◆ What you will do
Can you extract every line of the items below word for word, leaving the pictures out?

** START Dataset records **

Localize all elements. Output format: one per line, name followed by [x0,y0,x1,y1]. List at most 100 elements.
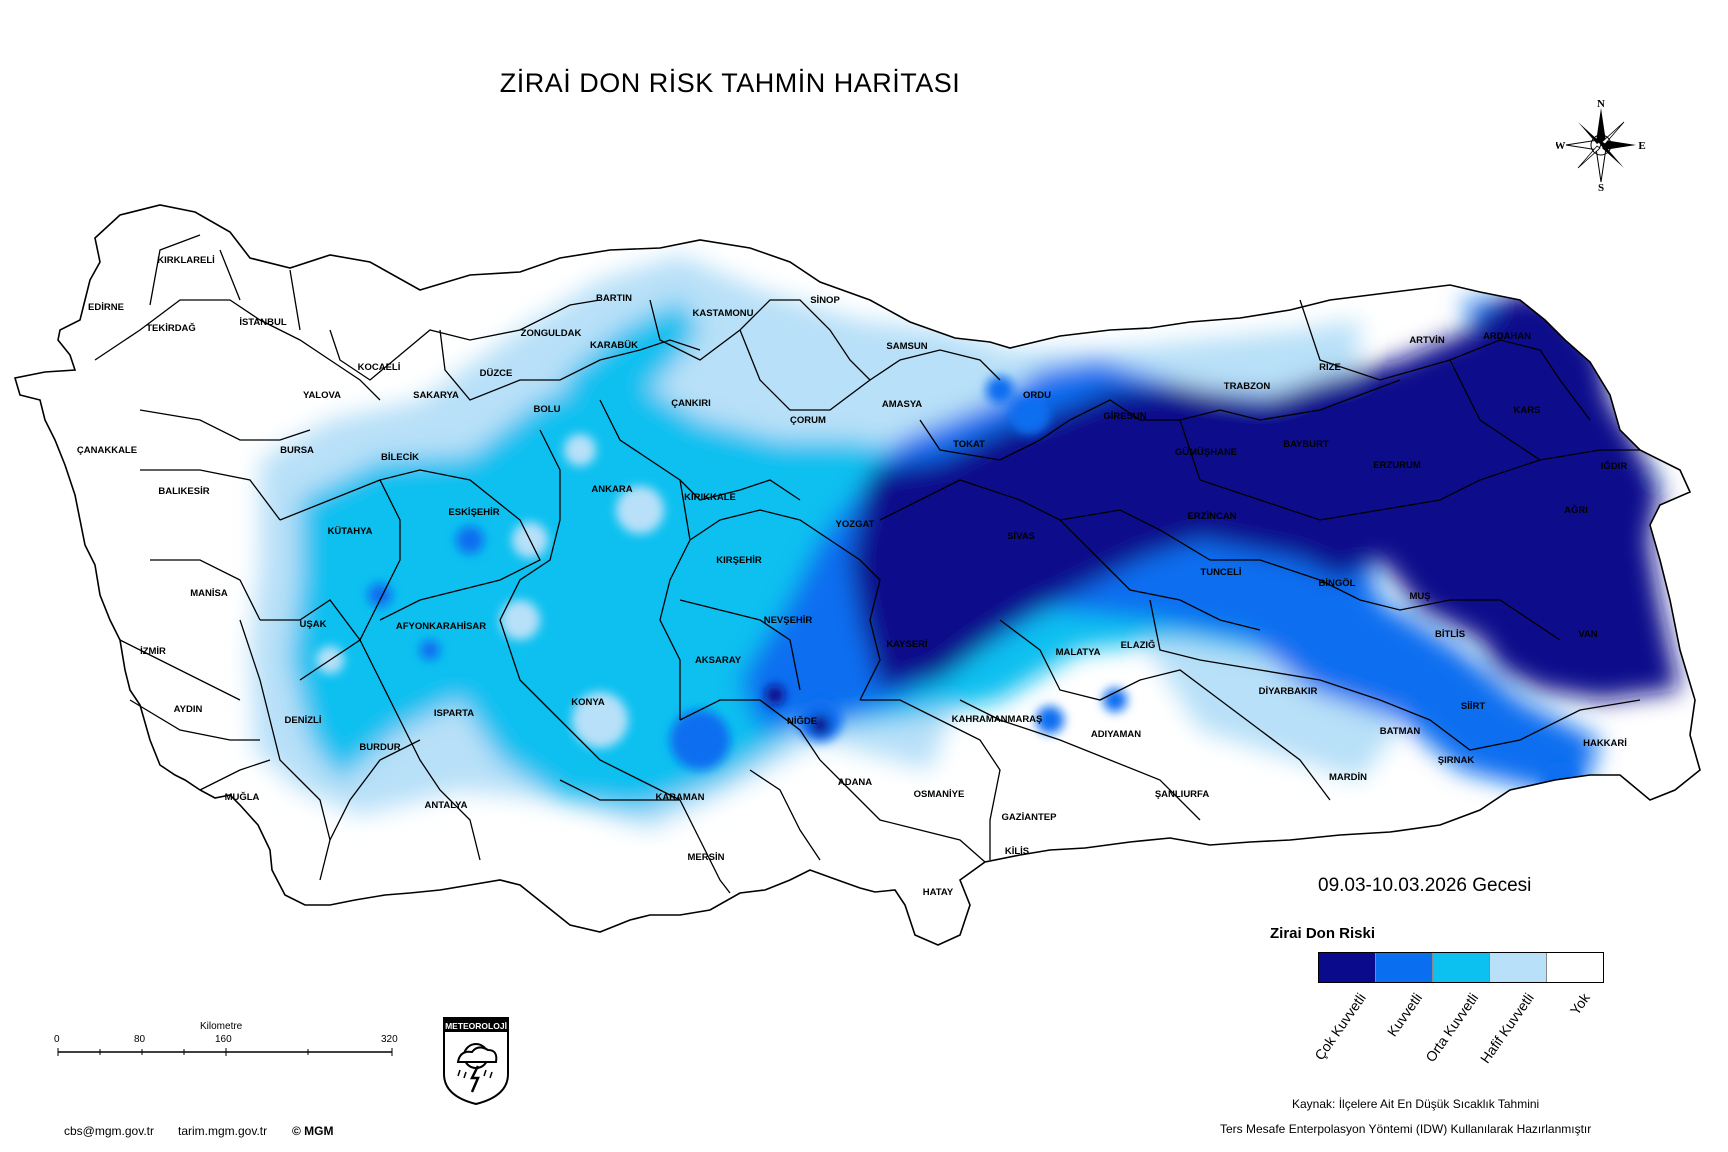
province-label: BATMAN [1380,726,1421,737]
province-label: SİNOP [810,295,840,306]
province-label: DENİZLİ [285,715,322,726]
province-label: ISPARTA [434,708,474,719]
province-label: SİİRT [1461,701,1485,712]
legend-swatch-kuvvetli [1376,953,1433,982]
footer-site: tarim.mgm.gov.tr [178,1124,268,1138]
legend-swatch-cok-kuvvetli [1319,953,1376,982]
province-label: AKSARAY [695,655,742,666]
compass-w: W [1556,140,1566,152]
scale-bar-title: Kilometre [200,1021,243,1032]
province-label: GİRESUN [1103,411,1146,422]
province-label: ÇANKIRI [671,398,711,409]
province-label: KARABÜK [590,340,638,351]
province-label: BİNGÖL [1319,578,1356,589]
province-label: ORDU [1023,390,1051,401]
province-label: ARDAHAN [1483,331,1531,342]
scale-tick-label: 0 [54,1034,60,1045]
province-label: ERZİNCAN [1187,511,1236,522]
province-label: UŞAK [300,619,327,630]
province-borders [14,204,1701,946]
province-label: MALATYA [1056,647,1101,658]
province-label: BİTLİS [1435,629,1465,640]
province-label: TRABZON [1224,381,1271,392]
province-label: ŞANLIURFA [1155,789,1210,800]
province-label: KOCAELİ [358,362,401,373]
footer-copyright: © MGM [292,1124,334,1138]
map-title: ZİRAİ DON RİSK TAHMİN HARİTASI [499,68,961,98]
province-label: KARAMAN [655,792,704,803]
province-label: BİLECİK [381,452,419,463]
province-label: TUNCELİ [1200,567,1241,578]
province-label: KİLİS [1005,846,1029,857]
scale-tick-label: 80 [134,1034,146,1045]
province-label: ÇANAKKALE [77,445,137,456]
compass-rose-icon: N S E W [1556,98,1646,192]
province-label: KONYA [571,697,605,708]
logo-text: METEOROLOJİ [445,1021,507,1031]
province-label: HATAY [923,887,954,898]
province-label: GÜMÜŞHANE [1175,447,1237,458]
province-label: BAYBURT [1283,439,1329,450]
province-label: ARTVİN [1409,335,1445,346]
province-label: IĞDIR [1601,460,1628,472]
province-label: KIRKLARELİ [157,255,215,266]
province-label: ERZURUM [1373,460,1421,471]
province-labels: KIRKLARELİ EDİRNE TEKİRDAĞ İSTANBUL KOCA… [77,255,1627,898]
province-label: SAKARYA [413,390,459,401]
province-label: BURDUR [359,742,400,753]
province-label: YALOVA [303,390,341,401]
province-label: ANKARA [591,484,632,495]
province-label: HAKKARİ [1583,738,1627,749]
province-label: DİYARBAKIR [1259,686,1318,697]
meteoroloji-logo: METEOROLOJİ [443,1017,509,1106]
source-line-1: Kaynak: İlçelere Ait En Düşük Sıcaklık T… [1292,1097,1540,1111]
province-label: AĞRI [1564,504,1588,516]
province-label: KAYSERİ [886,639,927,650]
province-label: TOKAT [953,439,985,450]
province-label: GAZİANTEP [1002,812,1058,823]
province-label: İZMİR [140,646,166,657]
province-label: İSTANBUL [239,317,287,328]
province-label: DÜZCE [480,368,513,379]
province-label: ELAZIĞ [1121,639,1156,651]
source-line-2: Ters Mesafe Enterpolasyon Yöntemi (IDW) … [1220,1122,1592,1136]
province-label: AYDIN [174,704,203,715]
province-label: OSMANİYE [914,789,965,800]
legend-title: Zirai Don Riski [1270,925,1376,942]
province-label: EDİRNE [88,302,124,313]
province-label: BOLU [534,404,561,415]
province-label: MUŞ [1409,591,1430,602]
province-label: KIRŞEHİR [716,555,762,566]
province-label: ADIYAMAN [1091,729,1141,740]
province-label: AFYONKARAHİSAR [396,621,486,632]
scale-tick-label: 160 [215,1034,232,1045]
province-label: TEKİRDAĞ [146,322,196,334]
province-label: BURSA [280,445,314,456]
province-label: KÜTAHYA [328,526,373,537]
province-label: SAMSUN [886,341,927,352]
scale-bar [57,1048,393,1056]
compass-n: N [1597,98,1605,110]
legend-swatch-orta-kuvvetli [1433,953,1490,982]
legend-color-bar [1318,952,1604,983]
legend-swatch-hafif-kuvvetli [1490,953,1547,982]
province-label: ZONGULDAK [521,328,582,339]
province-label: ANTALYA [425,800,468,811]
province-label: AMASYA [882,399,922,410]
province-label: YOZGAT [836,519,875,530]
province-label: SİVAS [1007,531,1035,542]
risk-fields [15,205,1700,945]
province-label: KAHRAMANMARAŞ [952,714,1043,725]
province-label: NEVŞEHİR [764,615,813,626]
footer-email: cbs@mgm.gov.tr [64,1124,154,1138]
province-label: BALIKESİR [158,486,209,497]
province-label: MERSİN [688,852,725,863]
province-label: BARTIN [596,293,632,304]
province-label: MANİSA [190,588,228,599]
compass-s: S [1598,182,1604,192]
province-label: ESKİŞEHİR [448,507,499,518]
province-label: VAN [1578,629,1597,640]
date-label: 09.03-10.03.2026 Gecesi [1318,875,1532,896]
province-label: MARDİN [1329,772,1367,783]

** END Dataset records **

◆ Output of the task
Localize all elements. Output format: one per line, name followed by [x0,y0,x1,y1]. List at most 100 elements.
province-label: BATMAN [1380,726,1421,737]
province-label: SİNOP [810,295,840,306]
province-label: DENİZLİ [285,715,322,726]
province-label: ISPARTA [434,708,474,719]
province-label: SİİRT [1461,701,1485,712]
legend-swatch-kuvvetli [1376,953,1433,982]
footer-site: tarim.mgm.gov.tr [178,1124,268,1138]
legend-swatch-cok-kuvvetli [1319,953,1376,982]
province-label: AKSARAY [695,655,742,666]
compass-w: W [1556,140,1566,152]
scale-bar-title: Kilometre [200,1021,243,1032]
province-label: GİRESUN [1103,411,1146,422]
province-label: ÇANKIRI [671,398,711,409]
province-label: KARABÜK [590,340,638,351]
province-label: BİNGÖL [1319,578,1356,589]
province-label: ORDU [1023,390,1051,401]
province-label: ARDAHAN [1483,331,1531,342]
scale-tick-label: 0 [54,1034,60,1045]
province-label: ERZİNCAN [1187,511,1236,522]
province-label: UŞAK [300,619,327,630]
province-borders [14,204,1701,946]
province-label: MALATYA [1056,647,1101,658]
province-label: BİTLİS [1435,629,1465,640]
province-label: TRABZON [1224,381,1271,392]
province-label: ŞANLIURFA [1155,789,1210,800]
province-label: KOCAELİ [358,362,401,373]
footer-copyright: © MGM [292,1124,334,1138]
map-title: ZİRAİ DON RİSK TAHMİN HARİTASI [499,68,961,98]
province-label: KARAMAN [655,792,704,803]
province-label: BİLECİK [381,452,419,463]
province-label: TUNCELİ [1200,567,1241,578]
province-label: KİLİS [1005,846,1029,857]
scale-tick-label: 80 [134,1034,146,1045]
province-label: ÇANAKKALE [77,445,137,456]
compass-rose-icon: N S E W [1556,98,1646,192]
province-label: KONYA [571,697,605,708]
logo-text: METEOROLOJİ [445,1021,507,1031]
province-label: HATAY [923,887,954,898]
province-label: GÜMÜŞHANE [1175,447,1237,458]
province-label: BAYBURT [1283,439,1329,450]
province-label: ARTVİN [1409,335,1445,346]
province-label: IĞDIR [1601,460,1628,472]
province-label: KIRKLARELİ [157,255,215,266]
province-label: ERZURUM [1373,460,1421,471]
province-labels: KIRKLARELİ EDİRNE TEKİRDAĞ İSTANBUL KOCA… [77,255,1627,898]
province-label: SAKARYA [413,390,459,401]
province-label: BURDUR [359,742,400,753]
province-label: YALOVA [303,390,341,401]
province-label: ANKARA [591,484,632,495]
province-label: HAKKARİ [1583,738,1627,749]
province-label: DİYARBAKIR [1259,686,1318,697]
meteoroloji-logo: METEOROLOJİ [443,1017,509,1106]
source-line-1: Kaynak: İlçelere Ait En Düşük Sıcaklık T… [1292,1097,1540,1111]
province-label: AĞRI [1564,504,1588,516]
province-label: KAYSERİ [886,639,927,650]
province-label: TOKAT [953,439,985,450]
province-label: GAZİANTEP [1002,812,1058,823]
province-label: İZMİR [140,646,166,657]
province-label: İSTANBUL [239,317,287,328]
province-label: DÜZCE [480,368,513,379]
province-label: ELAZIĞ [1121,639,1156,651]
source-line-2: Ters Mesafe Enterpolasyon Yöntemi (IDW) … [1220,1122,1592,1136]
province-label: AYDIN [174,704,203,715]
province-label: OSMANİYE [914,789,965,800]
legend-title: Zirai Don Riski [1270,925,1376,942]
province-label: EDİRNE [88,302,124,313]
province-label: BOLU [534,404,561,415]
province-label: MUŞ [1409,591,1430,602]
province-label: KIRŞEHİR [716,555,762,566]
province-label: ADIYAMAN [1091,729,1141,740]
province-label: AFYONKARAHİSAR [396,621,486,632]
scale-tick-label: 160 [215,1034,232,1045]
province-label: TEKİRDAĞ [146,322,196,334]
province-label: BURSA [280,445,314,456]
province-label: KÜTAHYA [328,526,373,537]
province-label: SAMSUN [886,341,927,352]
scale-bar [57,1048,393,1056]
compass-n: N [1597,98,1605,110]
legend-swatch-orta-kuvvetli [1433,953,1490,982]
legend-color-bar [1318,952,1604,983]
legend-swatch-hafif-kuvvetli [1490,953,1547,982]
province-label: ZONGULDAK [521,328,582,339]
province-label: ANTALYA [425,800,468,811]
province-label: AMASYA [882,399,922,410]
province-label: YOZGAT [836,519,875,530]
province-label: SİVAS [1007,531,1035,542]
risk-fields [15,205,1700,945]
province-label: KAHRAMANMARAŞ [952,714,1043,725]
province-label: NEVŞEHİR [764,615,813,626]
footer-email: cbs@mgm.gov.tr [64,1124,154,1138]
province-label: BALIKESİR [158,486,209,497]
province-label: MERSİN [688,852,725,863]
province-label: BARTIN [596,293,632,304]
province-label: MANİSA [190,588,228,599]
compass-s: S [1598,182,1604,192]
province-label: ESKİŞEHİR [448,507,499,518]
province-label: VAN [1578,629,1597,640]
date-label: 09.03-10.03.2026 Gecesi [1318,875,1532,896]
province-label: MARDİN [1329,772,1367,783]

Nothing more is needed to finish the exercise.